* _YOUR OBJECTIVE_
Print all of the data exactly.

* _INPUT DATA_
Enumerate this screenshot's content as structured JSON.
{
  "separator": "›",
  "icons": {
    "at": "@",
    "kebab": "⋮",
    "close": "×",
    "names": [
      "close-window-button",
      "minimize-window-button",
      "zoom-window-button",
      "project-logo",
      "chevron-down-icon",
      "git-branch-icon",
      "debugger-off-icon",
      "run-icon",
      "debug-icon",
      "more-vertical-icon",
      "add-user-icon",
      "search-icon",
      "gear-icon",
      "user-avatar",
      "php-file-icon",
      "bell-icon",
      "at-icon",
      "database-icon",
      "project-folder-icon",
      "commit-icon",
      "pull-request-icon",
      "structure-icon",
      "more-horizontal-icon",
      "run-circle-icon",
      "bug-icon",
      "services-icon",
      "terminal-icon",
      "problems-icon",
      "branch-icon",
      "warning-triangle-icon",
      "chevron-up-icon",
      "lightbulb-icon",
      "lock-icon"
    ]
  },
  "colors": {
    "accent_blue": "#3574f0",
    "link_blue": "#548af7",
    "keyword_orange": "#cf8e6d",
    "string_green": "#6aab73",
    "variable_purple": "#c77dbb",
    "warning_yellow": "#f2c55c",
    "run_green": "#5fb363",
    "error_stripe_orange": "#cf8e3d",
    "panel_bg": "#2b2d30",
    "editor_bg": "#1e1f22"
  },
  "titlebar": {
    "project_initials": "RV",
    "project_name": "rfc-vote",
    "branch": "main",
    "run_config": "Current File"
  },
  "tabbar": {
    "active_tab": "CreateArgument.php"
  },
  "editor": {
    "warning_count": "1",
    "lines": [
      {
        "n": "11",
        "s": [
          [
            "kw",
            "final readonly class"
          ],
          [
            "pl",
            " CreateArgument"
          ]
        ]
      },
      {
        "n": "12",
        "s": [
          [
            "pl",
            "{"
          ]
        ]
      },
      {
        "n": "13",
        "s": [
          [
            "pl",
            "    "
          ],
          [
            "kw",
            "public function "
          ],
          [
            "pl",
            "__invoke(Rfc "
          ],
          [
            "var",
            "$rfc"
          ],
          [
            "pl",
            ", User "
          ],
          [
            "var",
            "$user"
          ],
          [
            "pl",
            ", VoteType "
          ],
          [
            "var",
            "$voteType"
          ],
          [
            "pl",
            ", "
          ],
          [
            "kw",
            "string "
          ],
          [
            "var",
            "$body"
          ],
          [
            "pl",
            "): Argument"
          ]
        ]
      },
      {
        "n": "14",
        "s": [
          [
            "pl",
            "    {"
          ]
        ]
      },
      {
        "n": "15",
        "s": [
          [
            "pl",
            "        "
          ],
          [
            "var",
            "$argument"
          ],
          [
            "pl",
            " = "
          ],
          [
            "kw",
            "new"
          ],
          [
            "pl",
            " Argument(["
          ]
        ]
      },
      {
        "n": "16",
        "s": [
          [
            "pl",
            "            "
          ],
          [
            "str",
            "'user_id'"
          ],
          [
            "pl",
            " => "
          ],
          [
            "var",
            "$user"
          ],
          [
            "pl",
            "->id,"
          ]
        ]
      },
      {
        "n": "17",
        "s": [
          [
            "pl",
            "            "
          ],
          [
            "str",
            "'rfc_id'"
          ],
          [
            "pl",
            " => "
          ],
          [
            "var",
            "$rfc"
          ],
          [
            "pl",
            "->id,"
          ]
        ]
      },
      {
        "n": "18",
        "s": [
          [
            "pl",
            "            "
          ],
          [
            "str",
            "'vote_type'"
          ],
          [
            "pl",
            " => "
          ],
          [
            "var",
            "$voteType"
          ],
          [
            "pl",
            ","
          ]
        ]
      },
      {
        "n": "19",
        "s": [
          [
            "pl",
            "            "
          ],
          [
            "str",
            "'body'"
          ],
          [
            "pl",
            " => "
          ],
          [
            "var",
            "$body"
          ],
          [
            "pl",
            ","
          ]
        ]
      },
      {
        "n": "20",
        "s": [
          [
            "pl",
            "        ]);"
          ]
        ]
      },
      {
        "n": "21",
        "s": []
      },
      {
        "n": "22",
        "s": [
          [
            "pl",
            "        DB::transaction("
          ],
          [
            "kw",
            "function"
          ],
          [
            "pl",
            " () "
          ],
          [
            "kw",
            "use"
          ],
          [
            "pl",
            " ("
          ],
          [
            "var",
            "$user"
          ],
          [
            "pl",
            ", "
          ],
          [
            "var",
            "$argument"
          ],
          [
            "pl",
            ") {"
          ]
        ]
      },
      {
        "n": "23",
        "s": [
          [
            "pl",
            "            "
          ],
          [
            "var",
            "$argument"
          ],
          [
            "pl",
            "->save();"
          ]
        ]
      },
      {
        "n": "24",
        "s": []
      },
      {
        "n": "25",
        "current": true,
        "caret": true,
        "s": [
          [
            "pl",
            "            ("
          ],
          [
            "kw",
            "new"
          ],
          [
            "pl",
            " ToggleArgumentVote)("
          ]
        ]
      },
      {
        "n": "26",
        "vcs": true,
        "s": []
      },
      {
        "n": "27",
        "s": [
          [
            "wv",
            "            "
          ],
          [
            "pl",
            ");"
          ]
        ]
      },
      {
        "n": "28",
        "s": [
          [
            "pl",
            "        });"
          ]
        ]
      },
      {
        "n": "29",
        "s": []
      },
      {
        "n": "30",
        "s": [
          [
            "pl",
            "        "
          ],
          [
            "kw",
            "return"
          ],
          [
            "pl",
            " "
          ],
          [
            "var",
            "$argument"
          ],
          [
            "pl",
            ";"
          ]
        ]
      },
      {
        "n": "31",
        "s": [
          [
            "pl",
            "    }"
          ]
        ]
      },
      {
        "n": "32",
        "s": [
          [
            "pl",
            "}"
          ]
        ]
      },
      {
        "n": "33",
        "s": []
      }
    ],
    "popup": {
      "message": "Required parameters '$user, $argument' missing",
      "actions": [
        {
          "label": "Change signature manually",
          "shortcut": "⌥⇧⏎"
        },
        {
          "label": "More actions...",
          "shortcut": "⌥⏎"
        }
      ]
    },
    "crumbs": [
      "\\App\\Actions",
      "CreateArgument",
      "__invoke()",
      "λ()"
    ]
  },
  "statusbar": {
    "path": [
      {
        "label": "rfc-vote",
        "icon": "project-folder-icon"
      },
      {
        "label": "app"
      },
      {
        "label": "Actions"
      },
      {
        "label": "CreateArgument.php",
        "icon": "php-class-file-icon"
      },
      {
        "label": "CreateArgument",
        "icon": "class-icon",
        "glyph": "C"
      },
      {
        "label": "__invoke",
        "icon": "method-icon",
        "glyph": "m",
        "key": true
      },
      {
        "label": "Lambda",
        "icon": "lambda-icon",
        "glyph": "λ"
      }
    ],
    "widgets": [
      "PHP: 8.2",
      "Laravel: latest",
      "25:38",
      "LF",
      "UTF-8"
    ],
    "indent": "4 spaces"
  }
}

* _PROBLEM SOLUTION_
Enumerate this screenshot's content as structured JSON.
{
  "separator": "›",
  "icons": {
    "at": "@",
    "kebab": "⋮",
    "close": "×",
    "names": [
      "close-window-button",
      "minimize-window-button",
      "zoom-window-button",
      "project-logo",
      "chevron-down-icon",
      "git-branch-icon",
      "debugger-off-icon",
      "run-icon",
      "debug-icon",
      "more-vertical-icon",
      "add-user-icon",
      "search-icon",
      "gear-icon",
      "user-avatar",
      "php-file-icon",
      "bell-icon",
      "at-icon",
      "database-icon",
      "project-folder-icon",
      "commit-icon",
      "pull-request-icon",
      "structure-icon",
      "more-horizontal-icon",
      "run-circle-icon",
      "bug-icon",
      "services-icon",
      "terminal-icon",
      "problems-icon",
      "branch-icon",
      "warning-triangle-icon",
      "chevron-up-icon",
      "lightbulb-icon",
      "lock-icon"
    ]
  },
  "colors": {
    "accent_blue": "#3574f0",
    "link_blue": "#548af7",
    "keyword_orange": "#cf8e6d",
    "string_green": "#6aab73",
    "variable_purple": "#c77dbb",
    "warning_yellow": "#f2c55c",
    "run_green": "#5fb363",
    "error_stripe_orange": "#cf8e3d",
    "panel_bg": "#2b2d30",
    "editor_bg": "#1e1f22"
  },
  "titlebar": {
    "project_initials": "RV",
    "project_name": "rfc-vote",
    "branch": "main",
    "run_config": "Current File"
  },
  "tabbar": {
    "active_tab": "CreateArgument.php"
  },
  "editor": {
    "warning_count": "1",
    "lines": [
      {
        "n": "11",
        "s": [
          [
            "kw",
            "final readonly class"
          ],
          [
            "pl",
            " CreateArgument"
          ]
        ]
      },
      {
        "n": "12",
        "s": [
          [
            "pl",
            "{"
          ]
        ]
      },
      {
        "n": "13",
        "s": [
          [
            "pl",
            "    "
          ],
          [
            "kw",
            "public function "
          ],
          [
            "pl",
            "__invoke(Rfc "
          ],
          [
            "var",
            "$rfc"
          ],
          [
            "pl",
            ", User "
          ],
          [
            "var",
            "$user"
          ],
          [
            "pl",
            ", VoteType "
          ],
          [
            "var",
            "$voteType"
          ],
          [
            "pl",
            ", "
          ],
          [
            "kw",
            "string "
          ],
          [
            "var",
            "$body"
          ],
          [
            "pl",
            "): Argument"
          ]
        ]
      },
      {
        "n": "14",
        "s": [
          [
            "pl",
            "    {"
          ]
        ]
      },
      {
        "n": "15",
        "s": [
          [
            "pl",
            "        "
          ],
          [
            "var",
            "$argument"
          ],
          [
            "pl",
            " = "
          ],
          [
            "kw",
            "new"
          ],
          [
            "pl",
            " Argument(["
          ]
        ]
      },
      {
        "n": "16",
        "s": [
          [
            "pl",
            "            "
          ],
          [
            "str",
            "'user_id'"
          ],
          [
            "pl",
            " => "
          ],
          [
            "var",
            "$user"
          ],
          [
            "pl",
            "->id,"
          ]
        ]
      },
      {
        "n": "17",
        "s": [
          [
            "pl",
            "            "
          ],
          [
            "str",
            "'rfc_id'"
          ],
          [
            "pl",
            " => "
          ],
          [
            "var",
            "$rfc"
          ],
          [
            "pl",
            "->id,"
          ]
        ]
      },
      {
        "n": "18",
        "s": [
          [
            "pl",
            "            "
          ],
          [
            "str",
            "'vote_type'"
          ],
          [
            "pl",
            " => "
          ],
          [
            "var",
            "$voteType"
          ],
          [
            "pl",
            ","
          ]
        ]
      },
      {
        "n": "19",
        "s": [
          [
            "pl",
            "            "
          ],
          [
            "str",
            "'body'"
          ],
          [
            "pl",
            " => "
          ],
          [
            "var",
            "$body"
          ],
          [
            "pl",
            ","
          ]
        ]
      },
      {
        "n": "20",
        "s": [
          [
            "pl",
            "        ]);"
          ]
        ]
      },
      {
        "n": "21",
        "s": []
      },
      {
        "n": "22",
        "s": [
          [
            "pl",
            "        DB::transaction("
          ],
          [
            "kw",
            "function"
          ],
          [
            "pl",
            " () "
          ],
          [
            "kw",
            "use"
          ],
          [
            "pl",
            " ("
          ],
          [
            "var",
            "$user"
          ],
          [
            "pl",
            ", "
          ],
          [
            "var",
            "$argument"
          ],
          [
            "pl",
            ") {"
          ]
        ]
      },
      {
        "n": "23",
        "s": [
          [
            "pl",
            "            "
          ],
          [
            "var",
            "$argument"
          ],
          [
            "pl",
            "->save();"
          ]
        ]
      },
      {
        "n": "24",
        "s": []
      },
      {
        "n": "25",
        "current": true,
        "caret": true,
        "s": [
          [
            "pl",
            "            ("
          ],
          [
            "kw",
            "new"
          ],
          [
            "pl",
            " ToggleArgumentVote)("
          ]
        ]
      },
      {
        "n": "26",
        "vcs": true,
        "s": []
      },
      {
        "n": "27",
        "s": [
          [
            "wv",
            "            "
          ],
          [
            "pl",
            ");"
          ]
        ]
      },
      {
        "n": "28",
        "s": [
          [
            "pl",
            "        });"
          ]
        ]
      },
      {
        "n": "29",
        "s": []
      },
      {
        "n": "30",
        "s": [
          [
            "pl",
            "        "
          ],
          [
            "kw",
            "return"
          ],
          [
            "pl",
            " "
          ],
          [
            "var",
            "$argument"
          ],
          [
            "pl",
            ";"
          ]
        ]
      },
      {
        "n": "31",
        "s": [
          [
            "pl",
            "    }"
          ]
        ]
      },
      {
        "n": "32",
        "s": [
          [
            "pl",
            "}"
          ]
        ]
      },
      {
        "n": "33",
        "s": []
      }
    ],
    "popup": {
      "message": "Required parameters '$user, $argument' missing",
      "actions": [
        {
          "label": "Change signature manually",
          "shortcut": "⌥⇧⏎"
        },
        {
          "label": "More actions...",
          "shortcut": "⌥⏎"
        }
      ]
    },
    "crumbs": [
      "\\App\\Actions",
      "CreateArgument",
      "__invoke()",
      "λ()"
    ]
  },
  "statusbar": {
    "path": [
      {
        "label": "rfc-vote",
        "icon": "project-folder-icon"
      },
      {
        "label": "app"
      },
      {
        "label": "Actions"
      },
      {
        "label": "CreateArgument.php",
        "icon": "php-class-file-icon"
      },
      {
        "label": "CreateArgument",
        "icon": "class-icon",
        "glyph": "C"
      },
      {
        "label": "__invoke",
        "icon": "method-icon",
        "glyph": "m",
        "key": true
      },
      {
        "label": "Lambda",
        "icon": "lambda-icon",
        "glyph": "λ"
      }
    ],
    "widgets": [
      "PHP: 8.2",
      "Laravel: latest",
      "25:38",
      "LF",
      "UTF-8"
    ],
    "indent": "4 spaces"
  }
}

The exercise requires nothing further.